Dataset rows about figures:

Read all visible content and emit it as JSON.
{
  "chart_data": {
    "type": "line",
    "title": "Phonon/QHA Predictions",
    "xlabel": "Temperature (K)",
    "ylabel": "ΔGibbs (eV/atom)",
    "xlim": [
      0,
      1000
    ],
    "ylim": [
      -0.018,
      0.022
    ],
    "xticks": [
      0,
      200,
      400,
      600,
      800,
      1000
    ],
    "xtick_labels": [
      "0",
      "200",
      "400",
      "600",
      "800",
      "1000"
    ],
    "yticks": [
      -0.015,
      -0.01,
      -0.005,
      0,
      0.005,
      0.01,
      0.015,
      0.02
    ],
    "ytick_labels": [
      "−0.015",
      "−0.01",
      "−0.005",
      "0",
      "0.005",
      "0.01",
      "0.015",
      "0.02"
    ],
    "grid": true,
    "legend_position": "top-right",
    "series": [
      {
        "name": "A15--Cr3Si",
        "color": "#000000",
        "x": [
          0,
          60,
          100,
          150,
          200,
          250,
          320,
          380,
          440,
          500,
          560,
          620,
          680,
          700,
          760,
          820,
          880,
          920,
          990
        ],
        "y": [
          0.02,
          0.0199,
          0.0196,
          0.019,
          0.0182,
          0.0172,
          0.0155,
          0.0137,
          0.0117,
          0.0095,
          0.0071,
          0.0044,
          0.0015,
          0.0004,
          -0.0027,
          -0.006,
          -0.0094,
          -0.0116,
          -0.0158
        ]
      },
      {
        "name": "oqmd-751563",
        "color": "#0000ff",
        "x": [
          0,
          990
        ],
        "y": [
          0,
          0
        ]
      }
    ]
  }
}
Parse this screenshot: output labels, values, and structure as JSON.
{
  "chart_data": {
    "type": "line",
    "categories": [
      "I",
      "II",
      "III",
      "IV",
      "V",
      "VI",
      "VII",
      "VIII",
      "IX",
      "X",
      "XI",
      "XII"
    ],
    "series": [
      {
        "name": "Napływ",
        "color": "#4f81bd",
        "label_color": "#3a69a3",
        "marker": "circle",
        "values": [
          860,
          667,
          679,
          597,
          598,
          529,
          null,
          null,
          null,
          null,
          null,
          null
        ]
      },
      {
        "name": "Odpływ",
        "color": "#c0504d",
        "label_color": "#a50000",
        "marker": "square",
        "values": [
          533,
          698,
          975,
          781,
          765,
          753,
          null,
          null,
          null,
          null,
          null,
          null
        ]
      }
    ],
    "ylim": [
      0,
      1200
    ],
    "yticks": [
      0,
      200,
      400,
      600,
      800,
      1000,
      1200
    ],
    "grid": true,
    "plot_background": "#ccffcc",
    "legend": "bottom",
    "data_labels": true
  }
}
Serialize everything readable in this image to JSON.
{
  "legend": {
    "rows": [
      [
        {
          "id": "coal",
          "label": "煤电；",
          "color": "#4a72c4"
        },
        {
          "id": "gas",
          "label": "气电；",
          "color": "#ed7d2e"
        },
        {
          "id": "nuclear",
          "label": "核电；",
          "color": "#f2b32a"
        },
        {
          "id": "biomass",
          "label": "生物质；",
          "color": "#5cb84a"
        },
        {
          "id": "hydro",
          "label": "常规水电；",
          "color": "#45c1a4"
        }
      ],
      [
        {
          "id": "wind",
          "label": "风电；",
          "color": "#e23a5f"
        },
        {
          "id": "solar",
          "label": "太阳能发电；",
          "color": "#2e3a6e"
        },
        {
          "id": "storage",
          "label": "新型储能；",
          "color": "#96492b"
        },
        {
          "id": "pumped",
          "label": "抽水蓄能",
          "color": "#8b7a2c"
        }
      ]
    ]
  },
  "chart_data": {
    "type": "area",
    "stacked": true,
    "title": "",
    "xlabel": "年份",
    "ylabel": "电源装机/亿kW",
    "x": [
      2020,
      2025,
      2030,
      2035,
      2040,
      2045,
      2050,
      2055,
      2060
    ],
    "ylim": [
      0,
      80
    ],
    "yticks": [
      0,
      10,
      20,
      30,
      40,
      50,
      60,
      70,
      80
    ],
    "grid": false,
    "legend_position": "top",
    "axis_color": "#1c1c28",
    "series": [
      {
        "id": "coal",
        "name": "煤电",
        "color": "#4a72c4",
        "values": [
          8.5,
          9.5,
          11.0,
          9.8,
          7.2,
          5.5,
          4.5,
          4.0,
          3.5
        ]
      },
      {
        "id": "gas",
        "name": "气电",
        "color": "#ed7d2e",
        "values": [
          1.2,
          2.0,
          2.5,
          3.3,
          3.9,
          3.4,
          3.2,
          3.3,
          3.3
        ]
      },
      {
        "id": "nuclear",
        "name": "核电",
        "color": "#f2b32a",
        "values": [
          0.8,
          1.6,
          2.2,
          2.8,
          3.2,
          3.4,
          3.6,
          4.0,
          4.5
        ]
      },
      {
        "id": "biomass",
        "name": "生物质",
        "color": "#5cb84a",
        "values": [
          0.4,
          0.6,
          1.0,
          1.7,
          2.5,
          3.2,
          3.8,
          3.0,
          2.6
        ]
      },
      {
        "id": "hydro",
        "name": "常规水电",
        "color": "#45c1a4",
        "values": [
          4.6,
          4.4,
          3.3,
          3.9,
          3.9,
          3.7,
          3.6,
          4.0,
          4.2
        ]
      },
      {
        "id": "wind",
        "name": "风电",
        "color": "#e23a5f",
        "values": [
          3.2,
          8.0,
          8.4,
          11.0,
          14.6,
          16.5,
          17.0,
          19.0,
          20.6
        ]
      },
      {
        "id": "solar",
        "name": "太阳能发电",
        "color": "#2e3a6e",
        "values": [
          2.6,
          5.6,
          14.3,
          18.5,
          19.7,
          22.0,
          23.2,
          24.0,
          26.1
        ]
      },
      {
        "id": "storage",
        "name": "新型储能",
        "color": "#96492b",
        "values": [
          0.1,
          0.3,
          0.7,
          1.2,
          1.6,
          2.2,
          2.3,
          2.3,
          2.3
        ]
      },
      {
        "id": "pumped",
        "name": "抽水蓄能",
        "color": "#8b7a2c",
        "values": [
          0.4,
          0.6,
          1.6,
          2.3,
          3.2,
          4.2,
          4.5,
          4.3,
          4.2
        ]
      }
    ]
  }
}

▸ EXERCISE INSTRUCTIONS
Give an exact repetition of all the material.

▸ EXERCISE OUTPUT
Read all visible content and emit it as JSON.
{
  "chart_data": {
    "type": "line",
    "title": "Phonon/QHA Predictions",
    "xlabel": "Temperature (K)",
    "ylabel": "ΔGibbs (eV/atom)",
    "xlim": [
      0,
      1000
    ],
    "ylim": [
      -0.018,
      0.022
    ],
    "xticks": [
      0,
      200,
      400,
      600,
      800,
      1000
    ],
    "xtick_labels": [
      "0",
      "200",
      "400",
      "600",
      "800",
      "1000"
    ],
    "yticks": [
      -0.015,
      -0.01,
      -0.005,
      0,
      0.005,
      0.01,
      0.015,
      0.02
    ],
    "ytick_labels": [
      "−0.015",
      "−0.01",
      "−0.005",
      "0",
      "0.005",
      "0.01",
      "0.015",
      "0.02"
    ],
    "grid": true,
    "legend_position": "top-right",
    "series": [
      {
        "name": "A15--Cr3Si",
        "color": "#000000",
        "x": [
          0,
          60,
          100,
          150,
          200,
          250,
          320,
          380,
          440,
          500,
          560,
          620,
          680,
          700,
          760,
          820,
          880,
          920,
          990
        ],
        "y": [
          0.02,
          0.0199,
          0.0196,
          0.019,
          0.0182,
          0.0172,
          0.0155,
          0.0137,
          0.0117,
          0.0095,
          0.0071,
          0.0044,
          0.0015,
          0.0004,
          -0.0027,
          -0.006,
          -0.0094,
          -0.0116,
          -0.0158
        ]
      },
      {
        "name": "oqmd-751563",
        "color": "#0000ff",
        "x": [
          0,
          990
        ],
        "y": [
          0,
          0
        ]
      }
    ]
  }
}
Parse this screenshot: output labels, values, and structure as JSON.
{
  "chart_data": {
    "type": "line",
    "categories": [
      "I",
      "II",
      "III",
      "IV",
      "V",
      "VI",
      "VII",
      "VIII",
      "IX",
      "X",
      "XI",
      "XII"
    ],
    "series": [
      {
        "name": "Napływ",
        "color": "#4f81bd",
        "label_color": "#3a69a3",
        "marker": "circle",
        "values": [
          860,
          667,
          679,
          597,
          598,
          529,
          null,
          null,
          null,
          null,
          null,
          null
        ]
      },
      {
        "name": "Odpływ",
        "color": "#c0504d",
        "label_color": "#a50000",
        "marker": "square",
        "values": [
          533,
          698,
          975,
          781,
          765,
          753,
          null,
          null,
          null,
          null,
          null,
          null
        ]
      }
    ],
    "ylim": [
      0,
      1200
    ],
    "yticks": [
      0,
      200,
      400,
      600,
      800,
      1000,
      1200
    ],
    "grid": true,
    "plot_background": "#ccffcc",
    "legend": "bottom",
    "data_labels": true
  }
}
Serialize everything readable in this image to JSON.
{
  "legend": {
    "rows": [
      [
        {
          "id": "coal",
          "label": "煤电；",
          "color": "#4a72c4"
        },
        {
          "id": "gas",
          "label": "气电；",
          "color": "#ed7d2e"
        },
        {
          "id": "nuclear",
          "label": "核电；",
          "color": "#f2b32a"
        },
        {
          "id": "biomass",
          "label": "生物质；",
          "color": "#5cb84a"
        },
        {
          "id": "hydro",
          "label": "常规水电；",
          "color": "#45c1a4"
        }
      ],
      [
        {
          "id": "wind",
          "label": "风电；",
          "color": "#e23a5f"
        },
        {
          "id": "solar",
          "label": "太阳能发电；",
          "color": "#2e3a6e"
        },
        {
          "id": "storage",
          "label": "新型储能；",
          "color": "#96492b"
        },
        {
          "id": "pumped",
          "label": "抽水蓄能",
          "color": "#8b7a2c"
        }
      ]
    ]
  },
  "chart_data": {
    "type": "area",
    "stacked": true,
    "title": "",
    "xlabel": "年份",
    "ylabel": "电源装机/亿kW",
    "x": [
      2020,
      2025,
      2030,
      2035,
      2040,
      2045,
      2050,
      2055,
      2060
    ],
    "ylim": [
      0,
      80
    ],
    "yticks": [
      0,
      10,
      20,
      30,
      40,
      50,
      60,
      70,
      80
    ],
    "grid": false,
    "legend_position": "top",
    "axis_color": "#1c1c28",
    "series": [
      {
        "id": "coal",
        "name": "煤电",
        "color": "#4a72c4",
        "values": [
          8.5,
          9.5,
          11.0,
          9.8,
          7.2,
          5.5,
          4.5,
          4.0,
          3.5
        ]
      },
      {
        "id": "gas",
        "name": "气电",
        "color": "#ed7d2e",
        "values": [
          1.2,
          2.0,
          2.5,
          3.3,
          3.9,
          3.4,
          3.2,
          3.3,
          3.3
        ]
      },
      {
        "id": "nuclear",
        "name": "核电",
        "color": "#f2b32a",
        "values": [
          0.8,
          1.6,
          2.2,
          2.8,
          3.2,
          3.4,
          3.6,
          4.0,
          4.5
        ]
      },
      {
        "id": "biomass",
        "name": "生物质",
        "color": "#5cb84a",
        "values": [
          0.4,
          0.6,
          1.0,
          1.7,
          2.5,
          3.2,
          3.8,
          3.0,
          2.6
        ]
      },
      {
        "id": "hydro",
        "name": "常规水电",
        "color": "#45c1a4",
        "values": [
          4.6,
          4.4,
          3.3,
          3.9,
          3.9,
          3.7,
          3.6,
          4.0,
          4.2
        ]
      },
      {
        "id": "wind",
        "name": "风电",
        "color": "#e23a5f",
        "values": [
          3.2,
          8.0,
          8.4,
          11.0,
          14.6,
          16.5,
          17.0,
          19.0,
          20.6
        ]
      },
      {
        "id": "solar",
        "name": "太阳能发电",
        "color": "#2e3a6e",
        "values": [
          2.6,
          5.6,
          14.3,
          18.5,
          19.7,
          22.0,
          23.2,
          24.0,
          26.1
        ]
      },
      {
        "id": "storage",
        "name": "新型储能",
        "color": "#96492b",
        "values": [
          0.1,
          0.3,
          0.7,
          1.2,
          1.6,
          2.2,
          2.3,
          2.3,
          2.3
        ]
      },
      {
        "id": "pumped",
        "name": "抽水蓄能",
        "color": "#8b7a2c",
        "values": [
          0.4,
          0.6,
          1.6,
          2.3,
          3.2,
          4.2,
          4.5,
          4.3,
          4.2
        ]
      }
    ]
  }
}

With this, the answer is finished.